- _What needs to be done_
Work through the following lines and count those that hold the word "ἔκαμε". Reply with that number only.
-------- Rows --------
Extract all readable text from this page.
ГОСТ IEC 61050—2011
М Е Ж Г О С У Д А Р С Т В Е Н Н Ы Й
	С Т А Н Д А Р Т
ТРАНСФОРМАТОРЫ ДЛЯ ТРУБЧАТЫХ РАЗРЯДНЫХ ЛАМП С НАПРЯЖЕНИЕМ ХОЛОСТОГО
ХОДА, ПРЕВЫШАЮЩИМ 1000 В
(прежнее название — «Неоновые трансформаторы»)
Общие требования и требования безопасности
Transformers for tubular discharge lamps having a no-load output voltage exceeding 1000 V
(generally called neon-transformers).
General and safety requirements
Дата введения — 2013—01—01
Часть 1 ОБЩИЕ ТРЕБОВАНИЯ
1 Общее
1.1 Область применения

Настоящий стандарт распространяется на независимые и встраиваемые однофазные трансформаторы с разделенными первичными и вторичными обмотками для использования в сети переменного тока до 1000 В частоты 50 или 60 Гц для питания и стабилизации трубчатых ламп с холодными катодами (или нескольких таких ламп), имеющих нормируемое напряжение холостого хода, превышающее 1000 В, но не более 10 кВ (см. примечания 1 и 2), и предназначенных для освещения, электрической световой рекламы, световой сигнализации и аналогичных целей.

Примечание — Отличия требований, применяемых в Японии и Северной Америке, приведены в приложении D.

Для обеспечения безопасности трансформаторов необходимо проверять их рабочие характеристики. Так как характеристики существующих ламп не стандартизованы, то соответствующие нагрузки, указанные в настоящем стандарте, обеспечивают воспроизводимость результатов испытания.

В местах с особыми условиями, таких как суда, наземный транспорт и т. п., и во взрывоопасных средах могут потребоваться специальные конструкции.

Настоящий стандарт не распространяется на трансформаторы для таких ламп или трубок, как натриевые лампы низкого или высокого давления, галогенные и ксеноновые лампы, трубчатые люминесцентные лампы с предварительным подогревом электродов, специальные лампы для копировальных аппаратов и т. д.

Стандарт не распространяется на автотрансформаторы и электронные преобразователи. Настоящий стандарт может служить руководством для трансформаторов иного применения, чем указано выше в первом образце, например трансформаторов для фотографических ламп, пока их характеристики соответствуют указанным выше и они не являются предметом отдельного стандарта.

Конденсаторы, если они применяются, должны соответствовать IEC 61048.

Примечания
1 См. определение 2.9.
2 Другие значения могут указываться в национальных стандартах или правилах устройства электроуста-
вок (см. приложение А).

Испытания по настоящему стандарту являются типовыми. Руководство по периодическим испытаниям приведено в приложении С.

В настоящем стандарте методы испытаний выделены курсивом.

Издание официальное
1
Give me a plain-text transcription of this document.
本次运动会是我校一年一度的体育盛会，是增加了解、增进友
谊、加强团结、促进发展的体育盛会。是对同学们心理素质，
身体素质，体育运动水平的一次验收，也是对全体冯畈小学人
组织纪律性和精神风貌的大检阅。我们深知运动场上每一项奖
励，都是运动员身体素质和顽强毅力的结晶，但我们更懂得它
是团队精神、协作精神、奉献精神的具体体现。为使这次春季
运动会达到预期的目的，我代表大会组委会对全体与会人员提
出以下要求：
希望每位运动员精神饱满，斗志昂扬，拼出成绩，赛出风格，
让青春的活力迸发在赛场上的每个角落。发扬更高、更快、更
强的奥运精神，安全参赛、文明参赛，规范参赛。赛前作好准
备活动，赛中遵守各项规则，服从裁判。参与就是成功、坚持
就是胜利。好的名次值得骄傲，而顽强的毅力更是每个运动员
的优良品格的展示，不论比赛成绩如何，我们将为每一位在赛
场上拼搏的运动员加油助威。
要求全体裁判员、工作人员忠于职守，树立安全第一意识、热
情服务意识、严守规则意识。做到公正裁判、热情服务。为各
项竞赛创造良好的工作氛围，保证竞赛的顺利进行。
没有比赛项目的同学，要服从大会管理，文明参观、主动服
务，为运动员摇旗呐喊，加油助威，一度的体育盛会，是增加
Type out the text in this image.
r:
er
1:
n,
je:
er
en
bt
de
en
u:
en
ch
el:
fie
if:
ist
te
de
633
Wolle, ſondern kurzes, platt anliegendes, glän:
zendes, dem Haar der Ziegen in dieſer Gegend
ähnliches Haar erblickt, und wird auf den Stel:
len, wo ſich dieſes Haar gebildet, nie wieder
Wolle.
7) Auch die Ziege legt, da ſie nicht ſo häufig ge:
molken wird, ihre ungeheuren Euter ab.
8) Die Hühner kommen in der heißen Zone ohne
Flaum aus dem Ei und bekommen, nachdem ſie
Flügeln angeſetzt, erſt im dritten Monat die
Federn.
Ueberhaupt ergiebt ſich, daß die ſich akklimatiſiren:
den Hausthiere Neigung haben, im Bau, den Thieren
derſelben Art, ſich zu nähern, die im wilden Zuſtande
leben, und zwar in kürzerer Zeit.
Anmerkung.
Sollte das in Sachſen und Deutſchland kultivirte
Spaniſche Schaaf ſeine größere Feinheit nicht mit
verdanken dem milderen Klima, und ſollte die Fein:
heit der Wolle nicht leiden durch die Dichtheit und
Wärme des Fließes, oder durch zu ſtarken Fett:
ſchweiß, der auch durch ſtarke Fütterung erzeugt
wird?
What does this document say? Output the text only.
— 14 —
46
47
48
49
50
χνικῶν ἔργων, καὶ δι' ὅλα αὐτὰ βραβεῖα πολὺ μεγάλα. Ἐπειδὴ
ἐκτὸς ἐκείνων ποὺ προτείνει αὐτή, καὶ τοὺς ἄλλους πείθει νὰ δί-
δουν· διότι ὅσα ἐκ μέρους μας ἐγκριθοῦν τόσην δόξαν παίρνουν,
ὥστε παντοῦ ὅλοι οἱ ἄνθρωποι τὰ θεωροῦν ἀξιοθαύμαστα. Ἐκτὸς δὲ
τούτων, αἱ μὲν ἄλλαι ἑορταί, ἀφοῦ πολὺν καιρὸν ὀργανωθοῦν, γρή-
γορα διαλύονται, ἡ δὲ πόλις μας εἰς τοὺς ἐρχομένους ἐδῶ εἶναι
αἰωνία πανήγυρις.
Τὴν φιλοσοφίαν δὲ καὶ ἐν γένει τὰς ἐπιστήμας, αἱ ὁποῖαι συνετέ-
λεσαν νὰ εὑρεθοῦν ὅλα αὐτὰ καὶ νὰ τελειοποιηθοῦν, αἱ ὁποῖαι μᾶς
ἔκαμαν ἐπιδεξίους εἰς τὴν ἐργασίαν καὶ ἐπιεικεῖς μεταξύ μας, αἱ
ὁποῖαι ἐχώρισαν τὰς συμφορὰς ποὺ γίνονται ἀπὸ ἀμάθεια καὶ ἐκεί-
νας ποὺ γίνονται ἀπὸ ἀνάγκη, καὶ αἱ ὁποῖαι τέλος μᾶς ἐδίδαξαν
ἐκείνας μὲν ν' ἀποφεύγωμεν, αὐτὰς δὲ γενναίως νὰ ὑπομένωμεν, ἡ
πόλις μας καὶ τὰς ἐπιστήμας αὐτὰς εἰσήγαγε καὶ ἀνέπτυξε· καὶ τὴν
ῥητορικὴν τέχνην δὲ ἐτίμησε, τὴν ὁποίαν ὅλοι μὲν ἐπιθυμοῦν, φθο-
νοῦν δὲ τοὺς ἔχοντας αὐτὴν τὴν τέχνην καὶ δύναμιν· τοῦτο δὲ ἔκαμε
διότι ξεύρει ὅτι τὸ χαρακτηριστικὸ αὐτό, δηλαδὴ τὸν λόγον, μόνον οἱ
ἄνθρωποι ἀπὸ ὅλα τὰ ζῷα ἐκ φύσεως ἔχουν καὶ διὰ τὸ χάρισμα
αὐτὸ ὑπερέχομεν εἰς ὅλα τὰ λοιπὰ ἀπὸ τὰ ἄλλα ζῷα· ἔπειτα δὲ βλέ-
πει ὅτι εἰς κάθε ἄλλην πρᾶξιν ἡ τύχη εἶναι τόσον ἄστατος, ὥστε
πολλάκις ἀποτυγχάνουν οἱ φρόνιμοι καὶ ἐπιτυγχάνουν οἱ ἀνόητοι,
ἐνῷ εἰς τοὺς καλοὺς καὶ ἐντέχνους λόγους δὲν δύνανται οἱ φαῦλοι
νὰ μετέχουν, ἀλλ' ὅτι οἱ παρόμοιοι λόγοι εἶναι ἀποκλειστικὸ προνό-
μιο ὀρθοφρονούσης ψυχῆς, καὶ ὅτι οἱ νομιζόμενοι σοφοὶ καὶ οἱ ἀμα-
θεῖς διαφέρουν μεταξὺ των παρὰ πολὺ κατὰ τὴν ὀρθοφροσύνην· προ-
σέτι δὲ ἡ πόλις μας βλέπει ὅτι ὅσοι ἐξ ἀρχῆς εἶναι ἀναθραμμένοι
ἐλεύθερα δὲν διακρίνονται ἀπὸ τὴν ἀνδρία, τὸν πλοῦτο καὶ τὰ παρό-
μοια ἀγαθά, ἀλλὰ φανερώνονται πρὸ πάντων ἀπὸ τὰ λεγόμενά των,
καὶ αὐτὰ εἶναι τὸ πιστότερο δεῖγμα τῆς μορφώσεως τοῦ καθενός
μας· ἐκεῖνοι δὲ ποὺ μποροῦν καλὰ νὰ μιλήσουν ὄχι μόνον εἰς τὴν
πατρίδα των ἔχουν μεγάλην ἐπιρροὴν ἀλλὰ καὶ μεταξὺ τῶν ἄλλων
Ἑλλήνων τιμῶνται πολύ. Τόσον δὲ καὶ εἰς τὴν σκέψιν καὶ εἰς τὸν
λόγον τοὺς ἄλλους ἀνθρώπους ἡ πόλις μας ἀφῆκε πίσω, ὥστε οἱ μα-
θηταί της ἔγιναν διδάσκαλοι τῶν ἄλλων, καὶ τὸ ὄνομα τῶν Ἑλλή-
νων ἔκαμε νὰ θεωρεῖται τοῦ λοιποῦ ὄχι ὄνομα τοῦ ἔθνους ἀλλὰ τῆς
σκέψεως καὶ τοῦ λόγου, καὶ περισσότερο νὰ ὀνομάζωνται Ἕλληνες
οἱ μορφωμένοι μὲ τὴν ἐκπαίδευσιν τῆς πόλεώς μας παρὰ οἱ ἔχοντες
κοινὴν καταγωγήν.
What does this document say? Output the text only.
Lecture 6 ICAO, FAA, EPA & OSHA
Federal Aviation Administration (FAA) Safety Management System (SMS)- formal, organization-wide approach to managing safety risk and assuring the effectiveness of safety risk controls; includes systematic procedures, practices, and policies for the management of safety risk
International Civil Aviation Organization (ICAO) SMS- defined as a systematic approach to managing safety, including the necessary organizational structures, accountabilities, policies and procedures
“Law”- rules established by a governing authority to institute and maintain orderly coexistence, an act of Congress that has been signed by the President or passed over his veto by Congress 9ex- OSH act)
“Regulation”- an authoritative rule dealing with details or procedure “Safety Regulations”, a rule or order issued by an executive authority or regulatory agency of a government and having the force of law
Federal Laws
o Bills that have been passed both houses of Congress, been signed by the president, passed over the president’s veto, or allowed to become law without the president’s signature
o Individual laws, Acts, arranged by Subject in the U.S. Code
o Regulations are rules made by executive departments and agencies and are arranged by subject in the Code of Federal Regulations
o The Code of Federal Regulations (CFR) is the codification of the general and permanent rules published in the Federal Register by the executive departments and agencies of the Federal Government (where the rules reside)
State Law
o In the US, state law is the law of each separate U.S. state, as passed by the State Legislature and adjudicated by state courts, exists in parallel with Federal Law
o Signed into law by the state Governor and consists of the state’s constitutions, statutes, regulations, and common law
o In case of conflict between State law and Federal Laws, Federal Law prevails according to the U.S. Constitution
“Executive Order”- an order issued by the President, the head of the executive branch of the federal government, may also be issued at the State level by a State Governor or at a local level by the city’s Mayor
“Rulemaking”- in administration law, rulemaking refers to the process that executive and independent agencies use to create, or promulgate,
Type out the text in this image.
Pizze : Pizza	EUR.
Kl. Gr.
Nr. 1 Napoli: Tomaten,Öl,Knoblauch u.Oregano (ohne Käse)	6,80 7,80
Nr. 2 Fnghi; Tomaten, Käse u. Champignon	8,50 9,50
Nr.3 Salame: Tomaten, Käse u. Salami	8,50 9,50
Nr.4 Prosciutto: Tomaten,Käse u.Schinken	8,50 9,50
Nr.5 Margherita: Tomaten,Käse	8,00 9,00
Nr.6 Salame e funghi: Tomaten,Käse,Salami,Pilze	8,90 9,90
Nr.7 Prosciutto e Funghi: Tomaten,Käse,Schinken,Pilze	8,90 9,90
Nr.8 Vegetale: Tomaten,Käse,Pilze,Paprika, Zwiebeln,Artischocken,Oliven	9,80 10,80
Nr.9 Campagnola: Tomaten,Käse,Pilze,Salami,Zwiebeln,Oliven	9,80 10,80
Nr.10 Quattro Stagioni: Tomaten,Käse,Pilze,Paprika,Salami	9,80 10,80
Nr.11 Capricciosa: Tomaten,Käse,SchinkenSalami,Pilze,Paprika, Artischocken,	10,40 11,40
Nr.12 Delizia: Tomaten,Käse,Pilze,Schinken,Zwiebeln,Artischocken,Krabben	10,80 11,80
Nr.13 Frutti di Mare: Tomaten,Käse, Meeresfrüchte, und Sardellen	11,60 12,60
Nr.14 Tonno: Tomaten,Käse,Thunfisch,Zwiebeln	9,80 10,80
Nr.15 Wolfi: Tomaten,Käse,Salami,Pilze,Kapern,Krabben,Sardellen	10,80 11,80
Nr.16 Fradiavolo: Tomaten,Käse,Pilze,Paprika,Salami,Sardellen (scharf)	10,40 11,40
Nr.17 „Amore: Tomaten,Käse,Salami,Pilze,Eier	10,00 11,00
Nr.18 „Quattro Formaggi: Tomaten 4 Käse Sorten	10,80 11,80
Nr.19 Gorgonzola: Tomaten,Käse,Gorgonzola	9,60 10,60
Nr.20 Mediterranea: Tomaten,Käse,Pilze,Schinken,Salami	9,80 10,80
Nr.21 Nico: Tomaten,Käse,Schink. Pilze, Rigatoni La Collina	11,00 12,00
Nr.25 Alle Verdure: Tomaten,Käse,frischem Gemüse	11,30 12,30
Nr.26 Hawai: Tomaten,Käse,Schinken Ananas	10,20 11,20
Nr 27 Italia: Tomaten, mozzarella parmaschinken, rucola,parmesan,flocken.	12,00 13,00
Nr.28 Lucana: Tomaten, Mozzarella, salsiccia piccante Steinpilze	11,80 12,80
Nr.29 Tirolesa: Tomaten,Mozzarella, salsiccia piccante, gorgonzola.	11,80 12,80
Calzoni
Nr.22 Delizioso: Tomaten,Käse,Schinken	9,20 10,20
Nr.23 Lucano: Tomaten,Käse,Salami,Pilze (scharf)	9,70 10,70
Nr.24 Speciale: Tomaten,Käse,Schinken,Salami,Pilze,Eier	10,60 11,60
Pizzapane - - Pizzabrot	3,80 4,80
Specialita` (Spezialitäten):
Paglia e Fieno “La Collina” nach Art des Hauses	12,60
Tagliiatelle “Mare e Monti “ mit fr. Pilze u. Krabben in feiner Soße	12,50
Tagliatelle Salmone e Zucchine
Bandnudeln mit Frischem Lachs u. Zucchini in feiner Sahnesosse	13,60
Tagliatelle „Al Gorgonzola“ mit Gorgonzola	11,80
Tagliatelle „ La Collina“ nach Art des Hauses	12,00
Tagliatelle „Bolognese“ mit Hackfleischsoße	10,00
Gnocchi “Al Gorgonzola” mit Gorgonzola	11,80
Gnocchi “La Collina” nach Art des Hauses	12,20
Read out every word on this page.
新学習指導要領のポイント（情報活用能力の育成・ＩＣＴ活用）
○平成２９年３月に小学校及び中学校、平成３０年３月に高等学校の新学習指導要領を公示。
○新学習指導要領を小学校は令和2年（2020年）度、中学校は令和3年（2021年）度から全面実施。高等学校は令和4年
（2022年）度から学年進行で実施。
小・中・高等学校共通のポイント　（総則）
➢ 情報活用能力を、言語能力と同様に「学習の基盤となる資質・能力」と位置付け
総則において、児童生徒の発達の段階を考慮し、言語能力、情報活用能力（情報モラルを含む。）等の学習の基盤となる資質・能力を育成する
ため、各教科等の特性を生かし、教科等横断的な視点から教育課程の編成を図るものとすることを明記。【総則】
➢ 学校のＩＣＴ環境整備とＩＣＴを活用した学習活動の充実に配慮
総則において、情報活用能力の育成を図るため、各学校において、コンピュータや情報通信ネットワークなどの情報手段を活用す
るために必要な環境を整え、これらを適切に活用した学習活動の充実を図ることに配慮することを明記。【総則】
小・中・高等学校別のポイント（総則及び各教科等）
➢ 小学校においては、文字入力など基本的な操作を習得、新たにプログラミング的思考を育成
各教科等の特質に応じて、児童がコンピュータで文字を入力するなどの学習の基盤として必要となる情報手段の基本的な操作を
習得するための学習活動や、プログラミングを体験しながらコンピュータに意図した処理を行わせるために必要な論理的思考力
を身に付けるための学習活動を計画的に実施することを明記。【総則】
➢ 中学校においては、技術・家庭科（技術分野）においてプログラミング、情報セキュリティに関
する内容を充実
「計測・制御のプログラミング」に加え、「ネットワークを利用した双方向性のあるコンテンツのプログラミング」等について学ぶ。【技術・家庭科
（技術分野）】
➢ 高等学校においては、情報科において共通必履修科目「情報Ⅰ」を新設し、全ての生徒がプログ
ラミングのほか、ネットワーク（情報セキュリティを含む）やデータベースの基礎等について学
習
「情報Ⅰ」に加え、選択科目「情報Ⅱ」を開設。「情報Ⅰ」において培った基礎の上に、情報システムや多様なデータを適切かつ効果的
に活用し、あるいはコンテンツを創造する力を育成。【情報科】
--------
- _Correct output_
2